— begin Records for the exercise —

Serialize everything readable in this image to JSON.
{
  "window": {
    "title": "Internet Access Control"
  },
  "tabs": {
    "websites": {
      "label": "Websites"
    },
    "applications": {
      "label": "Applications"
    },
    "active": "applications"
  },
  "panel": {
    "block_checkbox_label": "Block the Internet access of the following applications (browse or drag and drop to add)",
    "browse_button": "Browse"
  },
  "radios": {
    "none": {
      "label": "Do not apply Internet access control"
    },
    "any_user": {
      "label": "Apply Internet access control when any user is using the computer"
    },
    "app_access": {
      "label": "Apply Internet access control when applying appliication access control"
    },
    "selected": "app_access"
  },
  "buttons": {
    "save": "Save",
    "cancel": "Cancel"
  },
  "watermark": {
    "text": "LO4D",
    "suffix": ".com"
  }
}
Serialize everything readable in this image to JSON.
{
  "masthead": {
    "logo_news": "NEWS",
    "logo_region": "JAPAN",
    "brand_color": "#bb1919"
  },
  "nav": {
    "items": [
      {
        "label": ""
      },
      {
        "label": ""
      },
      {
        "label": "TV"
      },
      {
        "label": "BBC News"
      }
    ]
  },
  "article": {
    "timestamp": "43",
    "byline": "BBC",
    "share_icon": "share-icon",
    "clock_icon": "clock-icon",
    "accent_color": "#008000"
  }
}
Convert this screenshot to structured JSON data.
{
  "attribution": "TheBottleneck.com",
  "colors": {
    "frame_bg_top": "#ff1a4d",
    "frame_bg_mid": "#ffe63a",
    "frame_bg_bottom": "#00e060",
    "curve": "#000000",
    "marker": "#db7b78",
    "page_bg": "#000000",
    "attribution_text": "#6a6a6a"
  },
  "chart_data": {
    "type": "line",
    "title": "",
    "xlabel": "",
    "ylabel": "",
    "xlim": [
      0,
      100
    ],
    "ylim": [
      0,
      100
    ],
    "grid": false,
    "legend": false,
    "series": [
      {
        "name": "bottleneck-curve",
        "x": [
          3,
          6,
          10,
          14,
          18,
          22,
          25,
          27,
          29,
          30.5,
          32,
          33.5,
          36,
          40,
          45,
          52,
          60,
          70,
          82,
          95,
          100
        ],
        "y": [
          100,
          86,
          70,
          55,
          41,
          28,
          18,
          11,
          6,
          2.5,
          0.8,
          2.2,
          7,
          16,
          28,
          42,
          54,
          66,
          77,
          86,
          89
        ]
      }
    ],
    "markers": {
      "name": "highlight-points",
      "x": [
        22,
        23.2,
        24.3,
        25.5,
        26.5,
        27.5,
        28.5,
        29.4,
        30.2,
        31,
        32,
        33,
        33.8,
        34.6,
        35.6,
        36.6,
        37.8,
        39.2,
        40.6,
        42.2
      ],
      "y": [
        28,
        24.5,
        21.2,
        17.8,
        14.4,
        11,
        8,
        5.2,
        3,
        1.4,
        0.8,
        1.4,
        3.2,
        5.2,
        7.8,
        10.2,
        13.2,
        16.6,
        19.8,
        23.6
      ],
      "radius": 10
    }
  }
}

— end Records for the exercise —

What you will do: Return each line with "title".

Task solution:
    "title": "Internet Access Control"
    "title": "",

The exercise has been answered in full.